* **Stored data entries**:
----------------------------------------

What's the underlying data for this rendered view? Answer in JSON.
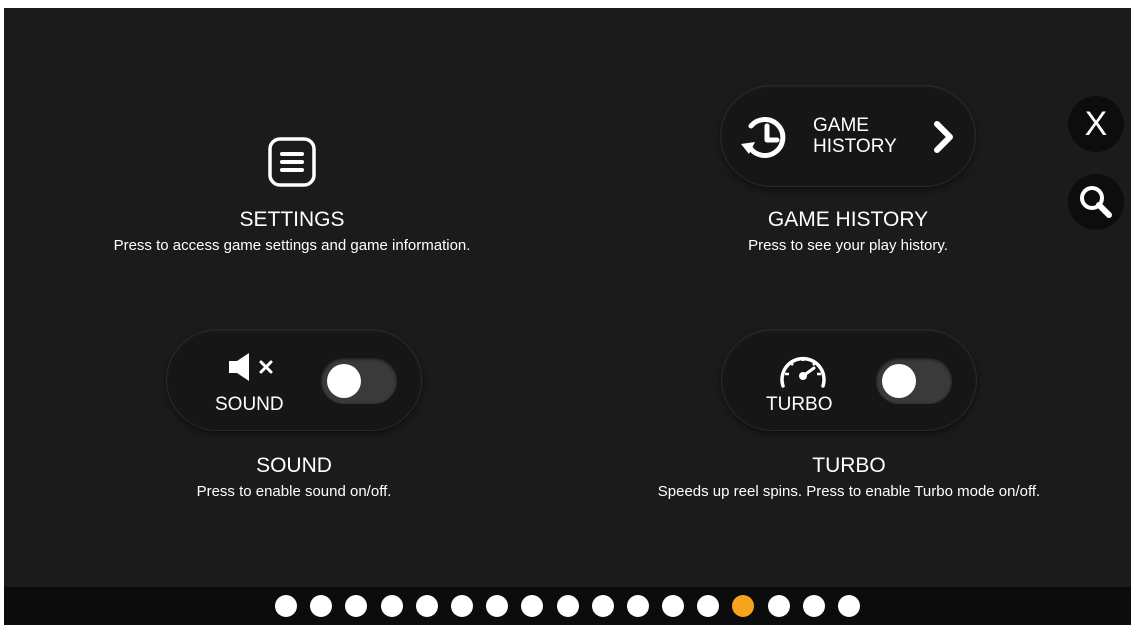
{
  "close_button": {
    "label": "X"
  },
  "settings": {
    "title": "SETTINGS",
    "description": "Press to access game settings and game information."
  },
  "game_history": {
    "button_label_line1": "GAME",
    "button_label_line2": "HISTORY",
    "title": "GAME HISTORY",
    "description": "Press to see your play history."
  },
  "sound": {
    "button_label": "SOUND",
    "title": "SOUND",
    "description": "Press to enable sound on/off.",
    "enabled": false
  },
  "turbo": {
    "button_label": "TURBO",
    "title": "TURBO",
    "description": "Speeds up reel spins. Press to enable Turbo mode on/off.",
    "enabled": false
  },
  "pagination": {
    "total_pages": 17,
    "active_page": 14,
    "active_color": "#f5a41b",
    "inactive_color": "#ffffff"
  },
  "colors": {
    "background": "#1b1b1b",
    "footer": "#0c0c0c",
    "text": "#ffffff"
  },
  "icons": {
    "settings": "menu-icon",
    "game_history": "history-clock-icon",
    "chevron": "chevron-right-icon",
    "sound": "speaker-muted-icon",
    "turbo": "speedometer-icon",
    "close": "close-icon",
    "search": "search-icon"
  }
}
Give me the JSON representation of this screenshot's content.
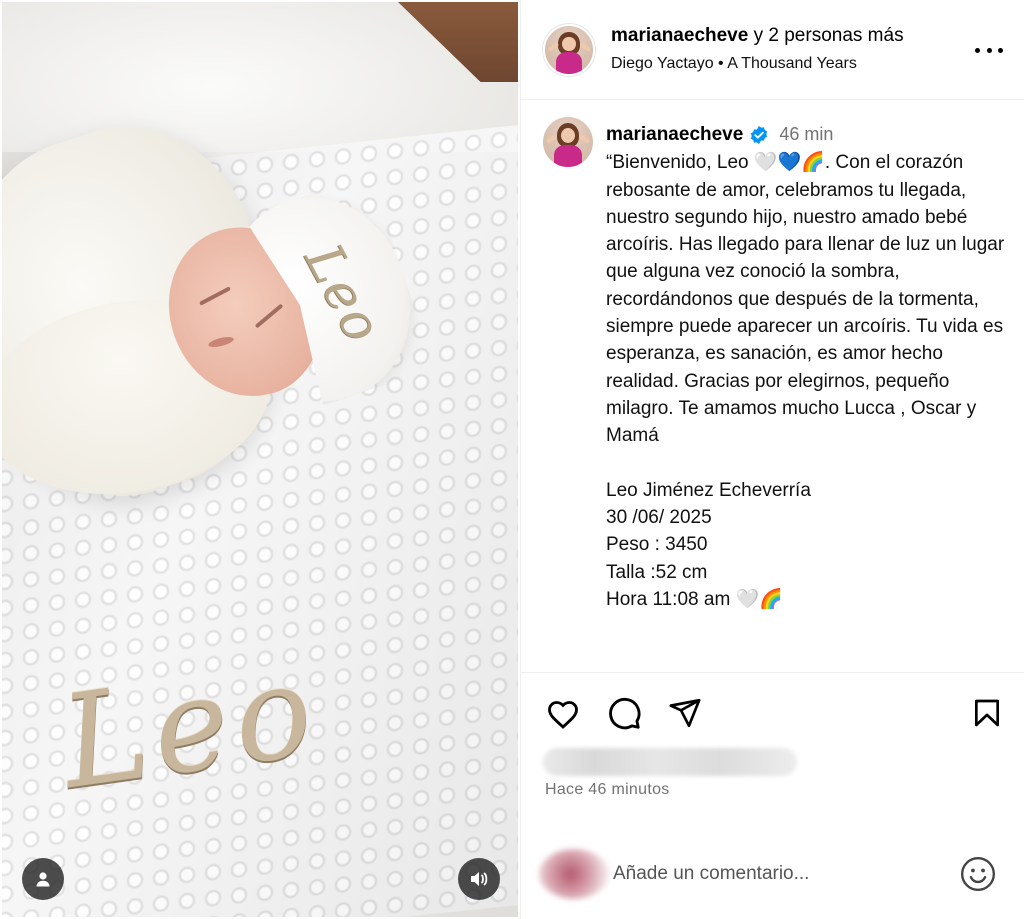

----------------------------------------

* **Instructions for the task**: Reproduce each record above by retyping it exactly; omit all images.

* **Full answer**:
What's the underlying data for this rendered view? Answer in JSON.
{
  "close_button": {
    "label": "X"
  },
  "settings": {
    "title": "SETTINGS",
    "description": "Press to access game settings and game information."
  },
  "game_history": {
    "button_label_line1": "GAME",
    "button_label_line2": "HISTORY",
    "title": "GAME HISTORY",
    "description": "Press to see your play history."
  },
  "sound": {
    "button_label": "SOUND",
    "title": "SOUND",
    "description": "Press to enable sound on/off.",
    "enabled": false
  },
  "turbo": {
    "button_label": "TURBO",
    "title": "TURBO",
    "description": "Speeds up reel spins. Press to enable Turbo mode on/off.",
    "enabled": false
  },
  "pagination": {
    "total_pages": 17,
    "active_page": 14,
    "active_color": "#f5a41b",
    "inactive_color": "#ffffff"
  },
  "colors": {
    "background": "#1b1b1b",
    "footer": "#0c0c0c",
    "text": "#ffffff"
  },
  "icons": {
    "settings": "menu-icon",
    "game_history": "history-clock-icon",
    "chevron": "chevron-right-icon",
    "sound": "speaker-muted-icon",
    "turbo": "speedometer-icon",
    "close": "close-icon",
    "search": "search-icon"
  }
}
Give me the JSON representation of this screenshot's content.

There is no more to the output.